■ Exercise task ■
Collect all lines from the listing that include the string "screenshot".
-- Start of Given information --
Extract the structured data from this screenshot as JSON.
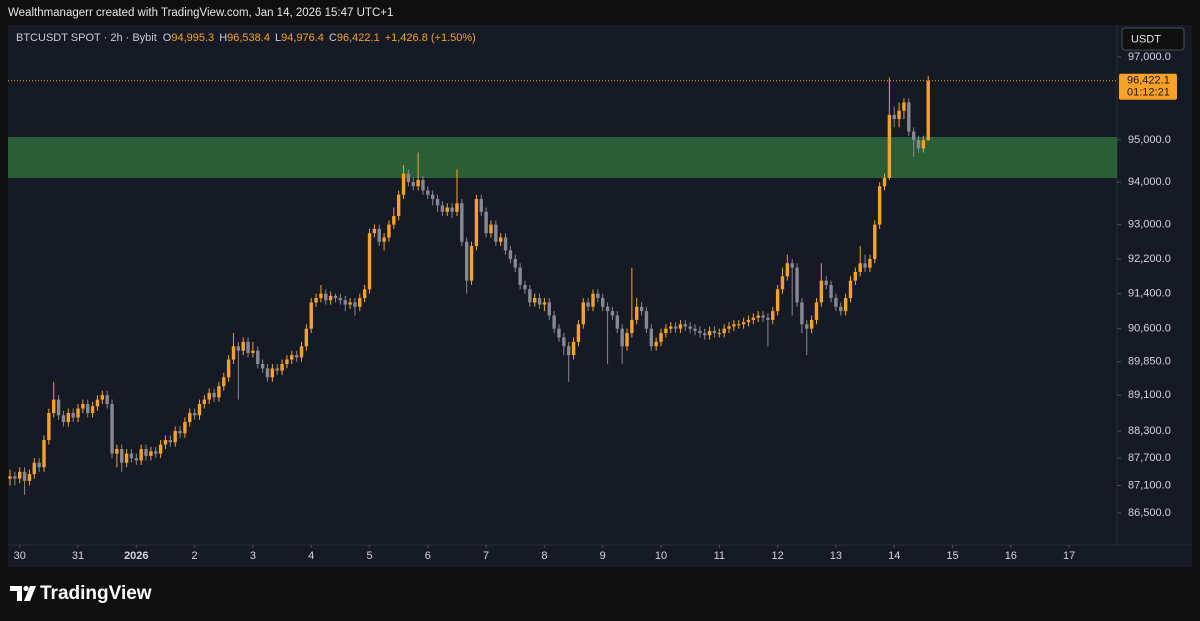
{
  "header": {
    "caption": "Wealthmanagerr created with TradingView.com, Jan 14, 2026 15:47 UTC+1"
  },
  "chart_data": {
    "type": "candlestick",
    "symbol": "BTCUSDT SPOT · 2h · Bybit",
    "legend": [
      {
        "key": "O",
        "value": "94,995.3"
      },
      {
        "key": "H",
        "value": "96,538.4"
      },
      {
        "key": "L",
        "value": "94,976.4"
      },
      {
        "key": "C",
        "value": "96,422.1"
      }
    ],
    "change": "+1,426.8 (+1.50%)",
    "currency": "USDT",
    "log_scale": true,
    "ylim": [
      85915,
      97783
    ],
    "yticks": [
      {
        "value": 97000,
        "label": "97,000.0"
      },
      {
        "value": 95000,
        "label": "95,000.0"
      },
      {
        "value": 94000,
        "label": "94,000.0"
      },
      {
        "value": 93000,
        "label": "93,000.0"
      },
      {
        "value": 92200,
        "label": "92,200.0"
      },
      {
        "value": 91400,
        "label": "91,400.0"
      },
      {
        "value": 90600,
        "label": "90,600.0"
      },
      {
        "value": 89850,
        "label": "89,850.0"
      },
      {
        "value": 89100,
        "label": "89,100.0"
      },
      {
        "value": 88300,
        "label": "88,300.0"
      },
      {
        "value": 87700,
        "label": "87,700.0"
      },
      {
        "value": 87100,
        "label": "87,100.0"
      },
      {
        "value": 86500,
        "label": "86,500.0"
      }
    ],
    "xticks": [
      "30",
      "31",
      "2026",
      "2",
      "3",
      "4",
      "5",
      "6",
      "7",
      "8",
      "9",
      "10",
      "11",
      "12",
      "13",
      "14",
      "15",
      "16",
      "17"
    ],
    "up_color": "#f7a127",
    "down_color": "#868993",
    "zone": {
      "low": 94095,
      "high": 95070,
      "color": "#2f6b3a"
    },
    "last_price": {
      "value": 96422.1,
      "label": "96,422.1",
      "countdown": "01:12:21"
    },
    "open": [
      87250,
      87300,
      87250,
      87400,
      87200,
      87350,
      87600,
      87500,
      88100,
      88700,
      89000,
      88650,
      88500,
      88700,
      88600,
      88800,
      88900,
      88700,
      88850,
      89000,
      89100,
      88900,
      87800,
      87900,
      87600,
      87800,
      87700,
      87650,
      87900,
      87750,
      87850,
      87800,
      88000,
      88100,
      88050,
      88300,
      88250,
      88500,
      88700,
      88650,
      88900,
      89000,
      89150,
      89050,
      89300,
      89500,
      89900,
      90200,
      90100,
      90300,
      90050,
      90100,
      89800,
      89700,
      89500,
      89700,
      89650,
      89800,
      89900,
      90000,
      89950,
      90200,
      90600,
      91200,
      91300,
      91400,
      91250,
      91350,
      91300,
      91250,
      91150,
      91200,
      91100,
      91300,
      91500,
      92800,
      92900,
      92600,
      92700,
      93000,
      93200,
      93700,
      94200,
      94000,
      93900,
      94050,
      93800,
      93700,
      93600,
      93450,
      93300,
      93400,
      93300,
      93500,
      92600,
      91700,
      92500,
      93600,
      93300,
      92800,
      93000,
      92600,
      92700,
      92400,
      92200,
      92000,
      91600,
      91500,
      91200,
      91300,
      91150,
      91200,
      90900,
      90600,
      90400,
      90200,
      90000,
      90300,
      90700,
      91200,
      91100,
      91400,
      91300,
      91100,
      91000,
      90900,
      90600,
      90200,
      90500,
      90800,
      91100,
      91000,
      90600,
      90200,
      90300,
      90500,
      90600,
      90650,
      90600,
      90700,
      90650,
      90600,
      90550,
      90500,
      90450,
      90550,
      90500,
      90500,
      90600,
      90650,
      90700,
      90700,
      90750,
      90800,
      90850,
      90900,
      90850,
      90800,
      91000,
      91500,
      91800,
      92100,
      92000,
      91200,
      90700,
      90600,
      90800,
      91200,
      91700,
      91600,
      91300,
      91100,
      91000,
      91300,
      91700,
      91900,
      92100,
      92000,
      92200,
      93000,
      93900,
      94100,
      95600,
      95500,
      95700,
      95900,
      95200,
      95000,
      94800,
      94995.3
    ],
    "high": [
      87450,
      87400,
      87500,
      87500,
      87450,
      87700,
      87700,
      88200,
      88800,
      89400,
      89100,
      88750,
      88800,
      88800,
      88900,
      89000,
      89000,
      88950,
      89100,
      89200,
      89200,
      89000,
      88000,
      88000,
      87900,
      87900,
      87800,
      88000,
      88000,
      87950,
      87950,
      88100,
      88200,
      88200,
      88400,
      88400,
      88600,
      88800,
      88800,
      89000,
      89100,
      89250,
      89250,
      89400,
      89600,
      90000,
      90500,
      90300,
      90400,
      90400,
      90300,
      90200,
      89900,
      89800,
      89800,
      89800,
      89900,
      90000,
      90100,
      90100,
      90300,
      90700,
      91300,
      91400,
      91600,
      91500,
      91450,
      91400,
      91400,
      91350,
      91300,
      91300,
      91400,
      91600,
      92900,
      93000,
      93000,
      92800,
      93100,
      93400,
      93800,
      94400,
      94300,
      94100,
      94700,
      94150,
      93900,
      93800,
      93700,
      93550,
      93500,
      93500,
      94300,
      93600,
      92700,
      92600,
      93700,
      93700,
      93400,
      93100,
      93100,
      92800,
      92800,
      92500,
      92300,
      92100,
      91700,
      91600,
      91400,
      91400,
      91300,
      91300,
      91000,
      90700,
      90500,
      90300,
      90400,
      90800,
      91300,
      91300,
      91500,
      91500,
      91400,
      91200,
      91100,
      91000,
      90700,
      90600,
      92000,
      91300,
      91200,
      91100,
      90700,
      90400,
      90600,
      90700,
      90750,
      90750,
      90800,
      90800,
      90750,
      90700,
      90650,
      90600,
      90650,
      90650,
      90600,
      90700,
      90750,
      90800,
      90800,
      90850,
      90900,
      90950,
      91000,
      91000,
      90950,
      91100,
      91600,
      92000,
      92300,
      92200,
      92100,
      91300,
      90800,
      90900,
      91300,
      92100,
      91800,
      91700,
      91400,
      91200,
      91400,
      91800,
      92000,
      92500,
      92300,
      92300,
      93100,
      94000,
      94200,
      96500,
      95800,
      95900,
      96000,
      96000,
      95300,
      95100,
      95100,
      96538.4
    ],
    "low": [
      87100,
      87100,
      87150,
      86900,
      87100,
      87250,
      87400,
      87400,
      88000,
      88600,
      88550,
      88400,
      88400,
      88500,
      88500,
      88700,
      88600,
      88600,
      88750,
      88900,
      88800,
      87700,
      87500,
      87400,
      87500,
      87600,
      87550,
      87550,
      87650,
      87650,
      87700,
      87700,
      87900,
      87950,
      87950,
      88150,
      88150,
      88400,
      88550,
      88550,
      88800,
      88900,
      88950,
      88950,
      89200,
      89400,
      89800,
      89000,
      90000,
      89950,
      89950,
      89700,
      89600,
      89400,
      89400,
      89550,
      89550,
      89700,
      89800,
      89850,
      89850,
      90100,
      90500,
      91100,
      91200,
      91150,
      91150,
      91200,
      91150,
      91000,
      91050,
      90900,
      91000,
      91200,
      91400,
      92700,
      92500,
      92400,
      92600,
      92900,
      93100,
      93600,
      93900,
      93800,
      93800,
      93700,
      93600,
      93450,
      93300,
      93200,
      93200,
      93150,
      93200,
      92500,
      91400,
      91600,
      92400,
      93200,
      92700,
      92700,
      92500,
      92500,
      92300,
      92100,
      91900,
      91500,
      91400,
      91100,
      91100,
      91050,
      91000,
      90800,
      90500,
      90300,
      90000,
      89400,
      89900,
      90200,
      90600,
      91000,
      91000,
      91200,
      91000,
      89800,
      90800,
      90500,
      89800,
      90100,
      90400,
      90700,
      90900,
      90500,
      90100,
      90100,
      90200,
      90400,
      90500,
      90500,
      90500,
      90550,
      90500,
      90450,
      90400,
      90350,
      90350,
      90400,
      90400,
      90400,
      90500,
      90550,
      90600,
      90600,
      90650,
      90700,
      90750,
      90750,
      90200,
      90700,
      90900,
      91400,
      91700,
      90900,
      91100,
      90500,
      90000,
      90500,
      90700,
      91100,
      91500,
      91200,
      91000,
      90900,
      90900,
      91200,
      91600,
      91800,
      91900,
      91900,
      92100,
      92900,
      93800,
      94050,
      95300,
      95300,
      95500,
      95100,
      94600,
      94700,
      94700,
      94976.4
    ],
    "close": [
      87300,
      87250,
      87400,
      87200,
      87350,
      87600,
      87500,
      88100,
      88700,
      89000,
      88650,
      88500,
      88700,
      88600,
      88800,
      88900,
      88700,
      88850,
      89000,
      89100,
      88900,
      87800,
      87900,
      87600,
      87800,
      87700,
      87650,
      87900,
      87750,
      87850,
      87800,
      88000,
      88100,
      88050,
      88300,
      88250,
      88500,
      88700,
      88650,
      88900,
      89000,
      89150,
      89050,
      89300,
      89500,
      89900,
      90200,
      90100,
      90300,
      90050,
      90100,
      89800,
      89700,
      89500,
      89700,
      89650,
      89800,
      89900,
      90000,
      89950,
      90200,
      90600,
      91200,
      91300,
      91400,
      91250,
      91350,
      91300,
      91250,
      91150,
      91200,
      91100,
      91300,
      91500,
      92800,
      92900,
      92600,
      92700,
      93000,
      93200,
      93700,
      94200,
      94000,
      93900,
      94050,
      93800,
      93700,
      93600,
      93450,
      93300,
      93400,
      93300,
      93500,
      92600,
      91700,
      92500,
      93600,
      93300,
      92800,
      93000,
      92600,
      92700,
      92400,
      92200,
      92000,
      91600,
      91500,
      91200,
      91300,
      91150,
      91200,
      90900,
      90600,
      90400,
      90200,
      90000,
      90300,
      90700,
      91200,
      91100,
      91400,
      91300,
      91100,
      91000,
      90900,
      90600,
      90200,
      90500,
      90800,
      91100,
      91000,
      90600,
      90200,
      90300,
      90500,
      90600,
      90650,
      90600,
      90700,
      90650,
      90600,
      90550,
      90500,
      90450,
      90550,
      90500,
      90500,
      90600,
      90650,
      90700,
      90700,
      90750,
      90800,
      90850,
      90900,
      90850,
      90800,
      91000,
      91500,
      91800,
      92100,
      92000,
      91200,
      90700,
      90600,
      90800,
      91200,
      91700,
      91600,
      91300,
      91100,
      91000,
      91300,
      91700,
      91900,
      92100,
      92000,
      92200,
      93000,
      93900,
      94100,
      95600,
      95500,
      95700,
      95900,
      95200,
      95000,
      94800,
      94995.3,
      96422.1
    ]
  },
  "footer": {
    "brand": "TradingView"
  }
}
-- End of Given information --
-- Start of Given information --
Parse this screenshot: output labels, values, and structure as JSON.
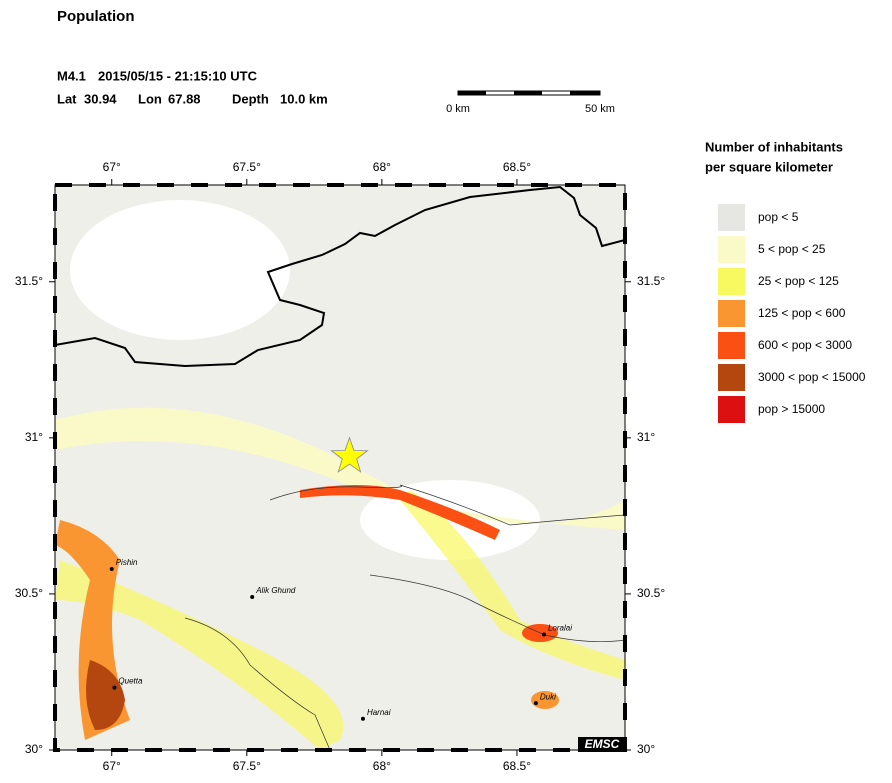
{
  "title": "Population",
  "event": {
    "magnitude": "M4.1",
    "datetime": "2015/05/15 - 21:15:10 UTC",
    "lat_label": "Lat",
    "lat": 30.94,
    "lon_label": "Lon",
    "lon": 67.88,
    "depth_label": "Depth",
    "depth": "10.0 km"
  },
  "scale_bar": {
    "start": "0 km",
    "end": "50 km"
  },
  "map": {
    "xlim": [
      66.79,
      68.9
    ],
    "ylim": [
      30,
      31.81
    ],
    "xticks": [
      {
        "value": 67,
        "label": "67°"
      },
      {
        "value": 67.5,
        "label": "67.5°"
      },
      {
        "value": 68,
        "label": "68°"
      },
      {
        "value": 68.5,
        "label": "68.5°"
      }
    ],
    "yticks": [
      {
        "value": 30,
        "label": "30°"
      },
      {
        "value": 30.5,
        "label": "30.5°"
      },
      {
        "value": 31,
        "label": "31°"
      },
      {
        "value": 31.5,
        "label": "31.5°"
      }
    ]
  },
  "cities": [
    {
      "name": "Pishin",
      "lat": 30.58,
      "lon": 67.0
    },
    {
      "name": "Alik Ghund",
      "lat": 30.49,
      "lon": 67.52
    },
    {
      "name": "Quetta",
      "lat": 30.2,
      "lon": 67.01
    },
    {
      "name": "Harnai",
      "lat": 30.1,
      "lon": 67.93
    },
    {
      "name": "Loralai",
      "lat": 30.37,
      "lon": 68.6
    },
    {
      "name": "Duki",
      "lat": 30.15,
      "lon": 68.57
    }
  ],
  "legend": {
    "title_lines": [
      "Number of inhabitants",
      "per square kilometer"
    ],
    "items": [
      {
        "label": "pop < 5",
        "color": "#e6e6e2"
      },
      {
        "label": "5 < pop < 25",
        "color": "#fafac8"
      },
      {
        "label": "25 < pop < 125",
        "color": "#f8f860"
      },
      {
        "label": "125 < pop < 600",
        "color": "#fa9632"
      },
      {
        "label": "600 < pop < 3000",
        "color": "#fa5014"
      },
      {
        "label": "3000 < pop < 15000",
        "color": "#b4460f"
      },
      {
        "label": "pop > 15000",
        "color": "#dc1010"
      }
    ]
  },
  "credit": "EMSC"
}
-- End of Given information --
■ The solution ■
Extract the structured data from this screenshot as JSON.
Parse this screenshot: output labels, values, and structure as JSON.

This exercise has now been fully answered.